## What the task requires
Using the records that follow, copy every line containing the word "cine".

Stored items

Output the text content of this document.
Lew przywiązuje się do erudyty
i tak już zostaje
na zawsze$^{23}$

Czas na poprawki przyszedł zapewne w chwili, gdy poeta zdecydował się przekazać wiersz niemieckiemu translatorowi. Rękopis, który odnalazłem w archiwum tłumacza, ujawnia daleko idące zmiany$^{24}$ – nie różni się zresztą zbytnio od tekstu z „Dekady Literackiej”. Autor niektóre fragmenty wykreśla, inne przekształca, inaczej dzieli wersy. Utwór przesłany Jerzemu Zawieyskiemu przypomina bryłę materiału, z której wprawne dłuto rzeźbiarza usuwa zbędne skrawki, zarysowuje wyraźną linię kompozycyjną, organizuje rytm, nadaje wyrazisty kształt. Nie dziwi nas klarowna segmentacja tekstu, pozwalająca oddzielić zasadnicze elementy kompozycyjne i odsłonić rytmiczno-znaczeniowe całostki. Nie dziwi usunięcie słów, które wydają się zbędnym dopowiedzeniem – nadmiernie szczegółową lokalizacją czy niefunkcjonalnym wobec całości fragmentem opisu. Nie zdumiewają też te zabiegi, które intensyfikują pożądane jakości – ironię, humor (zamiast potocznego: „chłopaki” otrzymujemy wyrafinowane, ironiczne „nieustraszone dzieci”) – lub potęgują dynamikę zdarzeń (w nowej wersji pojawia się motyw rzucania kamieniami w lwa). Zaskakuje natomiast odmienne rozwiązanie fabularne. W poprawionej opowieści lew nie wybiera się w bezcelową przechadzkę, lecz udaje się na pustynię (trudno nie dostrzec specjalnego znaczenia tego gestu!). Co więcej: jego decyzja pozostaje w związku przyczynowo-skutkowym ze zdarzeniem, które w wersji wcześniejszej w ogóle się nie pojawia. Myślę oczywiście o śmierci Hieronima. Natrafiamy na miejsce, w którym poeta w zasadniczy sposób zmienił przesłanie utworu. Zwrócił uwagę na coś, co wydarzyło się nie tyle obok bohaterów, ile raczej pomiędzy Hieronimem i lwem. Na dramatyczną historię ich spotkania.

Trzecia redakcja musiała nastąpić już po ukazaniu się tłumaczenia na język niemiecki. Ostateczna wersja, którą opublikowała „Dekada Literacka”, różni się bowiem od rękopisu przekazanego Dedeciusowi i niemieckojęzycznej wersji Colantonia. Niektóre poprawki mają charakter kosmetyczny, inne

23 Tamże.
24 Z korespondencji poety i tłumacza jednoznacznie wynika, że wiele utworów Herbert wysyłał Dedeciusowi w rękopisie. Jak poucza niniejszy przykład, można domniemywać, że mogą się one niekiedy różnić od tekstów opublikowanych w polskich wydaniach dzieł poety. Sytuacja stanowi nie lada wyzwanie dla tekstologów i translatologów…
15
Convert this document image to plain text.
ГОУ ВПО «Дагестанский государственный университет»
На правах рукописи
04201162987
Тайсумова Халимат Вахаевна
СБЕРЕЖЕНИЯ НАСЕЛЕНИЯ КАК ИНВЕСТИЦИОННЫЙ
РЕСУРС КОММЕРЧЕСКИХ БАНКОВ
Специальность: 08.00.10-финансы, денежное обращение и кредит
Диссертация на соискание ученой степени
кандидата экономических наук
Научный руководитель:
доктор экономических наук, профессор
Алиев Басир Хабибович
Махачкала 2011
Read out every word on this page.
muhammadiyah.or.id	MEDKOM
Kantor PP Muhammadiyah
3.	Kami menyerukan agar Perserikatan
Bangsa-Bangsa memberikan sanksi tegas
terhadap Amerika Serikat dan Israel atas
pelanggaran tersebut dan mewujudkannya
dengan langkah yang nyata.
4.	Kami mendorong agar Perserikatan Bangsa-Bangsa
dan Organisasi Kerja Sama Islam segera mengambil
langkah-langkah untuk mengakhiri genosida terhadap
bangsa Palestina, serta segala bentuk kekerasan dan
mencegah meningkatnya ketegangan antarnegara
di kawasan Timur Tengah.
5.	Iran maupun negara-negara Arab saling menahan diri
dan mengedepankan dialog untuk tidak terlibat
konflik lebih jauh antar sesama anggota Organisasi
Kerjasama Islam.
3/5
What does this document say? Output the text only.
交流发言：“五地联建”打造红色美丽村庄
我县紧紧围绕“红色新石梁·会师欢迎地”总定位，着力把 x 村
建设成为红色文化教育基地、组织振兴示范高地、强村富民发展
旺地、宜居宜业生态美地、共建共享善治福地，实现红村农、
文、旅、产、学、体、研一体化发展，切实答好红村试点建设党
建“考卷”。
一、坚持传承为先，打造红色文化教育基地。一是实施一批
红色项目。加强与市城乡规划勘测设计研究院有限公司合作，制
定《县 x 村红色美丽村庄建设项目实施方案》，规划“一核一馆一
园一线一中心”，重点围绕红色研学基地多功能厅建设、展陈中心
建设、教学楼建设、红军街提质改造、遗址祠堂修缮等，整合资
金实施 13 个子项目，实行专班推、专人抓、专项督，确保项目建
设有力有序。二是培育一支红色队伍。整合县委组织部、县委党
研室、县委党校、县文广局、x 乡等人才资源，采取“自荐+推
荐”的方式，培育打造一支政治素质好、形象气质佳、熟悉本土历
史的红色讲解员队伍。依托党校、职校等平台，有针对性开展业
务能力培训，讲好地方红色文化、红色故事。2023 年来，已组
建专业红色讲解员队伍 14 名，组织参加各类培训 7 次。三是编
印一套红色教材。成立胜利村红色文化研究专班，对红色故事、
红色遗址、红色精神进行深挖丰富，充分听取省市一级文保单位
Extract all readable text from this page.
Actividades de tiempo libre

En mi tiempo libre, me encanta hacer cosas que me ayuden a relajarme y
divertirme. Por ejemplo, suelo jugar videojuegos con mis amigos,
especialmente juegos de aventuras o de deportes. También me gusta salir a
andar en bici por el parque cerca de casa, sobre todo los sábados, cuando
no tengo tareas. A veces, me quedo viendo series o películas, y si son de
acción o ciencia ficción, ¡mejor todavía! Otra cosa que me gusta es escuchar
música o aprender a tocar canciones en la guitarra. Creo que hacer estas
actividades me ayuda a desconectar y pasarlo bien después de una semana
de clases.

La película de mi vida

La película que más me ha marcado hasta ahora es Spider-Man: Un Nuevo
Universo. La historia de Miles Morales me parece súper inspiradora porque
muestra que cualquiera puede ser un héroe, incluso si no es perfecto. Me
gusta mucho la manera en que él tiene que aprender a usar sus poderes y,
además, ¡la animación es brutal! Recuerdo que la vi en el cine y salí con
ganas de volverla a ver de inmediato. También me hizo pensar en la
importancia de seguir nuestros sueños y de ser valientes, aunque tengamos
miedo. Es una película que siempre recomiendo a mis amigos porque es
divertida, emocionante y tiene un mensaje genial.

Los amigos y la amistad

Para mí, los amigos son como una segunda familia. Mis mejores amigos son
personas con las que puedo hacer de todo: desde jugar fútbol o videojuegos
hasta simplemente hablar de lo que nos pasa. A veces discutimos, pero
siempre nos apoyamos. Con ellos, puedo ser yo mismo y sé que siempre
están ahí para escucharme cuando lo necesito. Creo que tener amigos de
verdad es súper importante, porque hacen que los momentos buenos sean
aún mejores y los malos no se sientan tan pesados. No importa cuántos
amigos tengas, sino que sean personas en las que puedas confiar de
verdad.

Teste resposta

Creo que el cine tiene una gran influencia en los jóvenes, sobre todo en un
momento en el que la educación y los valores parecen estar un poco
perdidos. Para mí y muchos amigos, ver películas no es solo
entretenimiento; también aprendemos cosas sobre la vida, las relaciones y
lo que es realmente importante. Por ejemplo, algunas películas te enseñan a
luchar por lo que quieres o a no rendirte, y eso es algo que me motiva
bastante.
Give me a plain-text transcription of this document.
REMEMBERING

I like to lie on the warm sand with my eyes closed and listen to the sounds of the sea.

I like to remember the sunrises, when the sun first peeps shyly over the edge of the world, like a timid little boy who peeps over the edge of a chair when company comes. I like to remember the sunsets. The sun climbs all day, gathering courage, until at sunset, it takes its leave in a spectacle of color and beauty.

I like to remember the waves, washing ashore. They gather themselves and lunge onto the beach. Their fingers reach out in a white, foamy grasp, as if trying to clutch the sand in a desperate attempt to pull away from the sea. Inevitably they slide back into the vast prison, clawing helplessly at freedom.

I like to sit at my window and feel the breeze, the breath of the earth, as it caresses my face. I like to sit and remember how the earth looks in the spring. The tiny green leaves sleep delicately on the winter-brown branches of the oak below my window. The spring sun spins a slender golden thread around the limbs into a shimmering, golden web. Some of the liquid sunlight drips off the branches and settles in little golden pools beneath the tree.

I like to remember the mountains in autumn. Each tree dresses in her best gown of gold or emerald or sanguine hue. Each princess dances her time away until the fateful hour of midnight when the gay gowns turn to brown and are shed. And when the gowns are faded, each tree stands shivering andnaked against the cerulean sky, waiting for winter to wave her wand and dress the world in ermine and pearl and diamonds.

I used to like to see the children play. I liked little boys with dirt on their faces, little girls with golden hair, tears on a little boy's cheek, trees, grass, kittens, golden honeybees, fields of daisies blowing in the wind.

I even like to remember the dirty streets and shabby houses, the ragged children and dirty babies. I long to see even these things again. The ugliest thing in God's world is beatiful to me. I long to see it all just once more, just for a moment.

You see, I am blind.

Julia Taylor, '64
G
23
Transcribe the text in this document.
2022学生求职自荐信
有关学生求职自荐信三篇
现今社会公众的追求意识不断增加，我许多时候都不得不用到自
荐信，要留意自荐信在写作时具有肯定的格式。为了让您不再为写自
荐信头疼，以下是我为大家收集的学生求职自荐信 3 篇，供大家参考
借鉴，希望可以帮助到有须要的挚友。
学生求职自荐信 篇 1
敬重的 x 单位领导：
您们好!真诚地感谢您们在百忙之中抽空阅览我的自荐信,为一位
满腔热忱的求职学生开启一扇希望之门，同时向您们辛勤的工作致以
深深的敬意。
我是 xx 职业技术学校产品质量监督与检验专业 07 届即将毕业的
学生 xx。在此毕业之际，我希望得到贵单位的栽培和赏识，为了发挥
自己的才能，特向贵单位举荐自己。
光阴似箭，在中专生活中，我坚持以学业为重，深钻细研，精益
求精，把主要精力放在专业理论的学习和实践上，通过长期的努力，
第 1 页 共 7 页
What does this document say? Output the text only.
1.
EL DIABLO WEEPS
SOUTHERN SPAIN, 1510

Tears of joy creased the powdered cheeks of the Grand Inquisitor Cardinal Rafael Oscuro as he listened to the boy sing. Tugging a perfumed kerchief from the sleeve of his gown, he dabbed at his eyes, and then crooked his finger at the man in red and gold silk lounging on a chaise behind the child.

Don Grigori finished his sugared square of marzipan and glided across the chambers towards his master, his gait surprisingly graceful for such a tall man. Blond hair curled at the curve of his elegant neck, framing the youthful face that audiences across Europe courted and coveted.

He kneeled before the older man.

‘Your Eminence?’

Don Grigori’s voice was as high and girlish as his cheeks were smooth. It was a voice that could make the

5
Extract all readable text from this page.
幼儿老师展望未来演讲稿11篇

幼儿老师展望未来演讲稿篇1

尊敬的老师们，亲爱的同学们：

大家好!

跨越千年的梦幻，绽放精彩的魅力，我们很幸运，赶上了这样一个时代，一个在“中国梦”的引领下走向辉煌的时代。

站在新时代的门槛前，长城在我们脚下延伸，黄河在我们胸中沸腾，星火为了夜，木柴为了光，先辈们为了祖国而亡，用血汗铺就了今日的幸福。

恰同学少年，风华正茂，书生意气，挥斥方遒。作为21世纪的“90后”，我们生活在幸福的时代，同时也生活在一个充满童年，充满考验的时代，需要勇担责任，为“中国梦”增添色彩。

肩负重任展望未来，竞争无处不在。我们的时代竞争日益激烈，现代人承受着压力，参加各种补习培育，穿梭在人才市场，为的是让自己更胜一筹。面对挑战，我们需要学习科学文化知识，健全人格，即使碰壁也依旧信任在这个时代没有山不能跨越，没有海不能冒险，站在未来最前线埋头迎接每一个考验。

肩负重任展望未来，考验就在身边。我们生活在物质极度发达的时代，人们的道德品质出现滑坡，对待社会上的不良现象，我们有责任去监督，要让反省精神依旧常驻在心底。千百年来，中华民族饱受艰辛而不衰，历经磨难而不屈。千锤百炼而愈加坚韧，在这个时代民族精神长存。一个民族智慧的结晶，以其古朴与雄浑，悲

## Result
además, ¡la animación es brutal! Recuerdo que la vi en el cine y salí con
Creo que el cine tiene una gran influencia en los jóvenes, sobre todo en un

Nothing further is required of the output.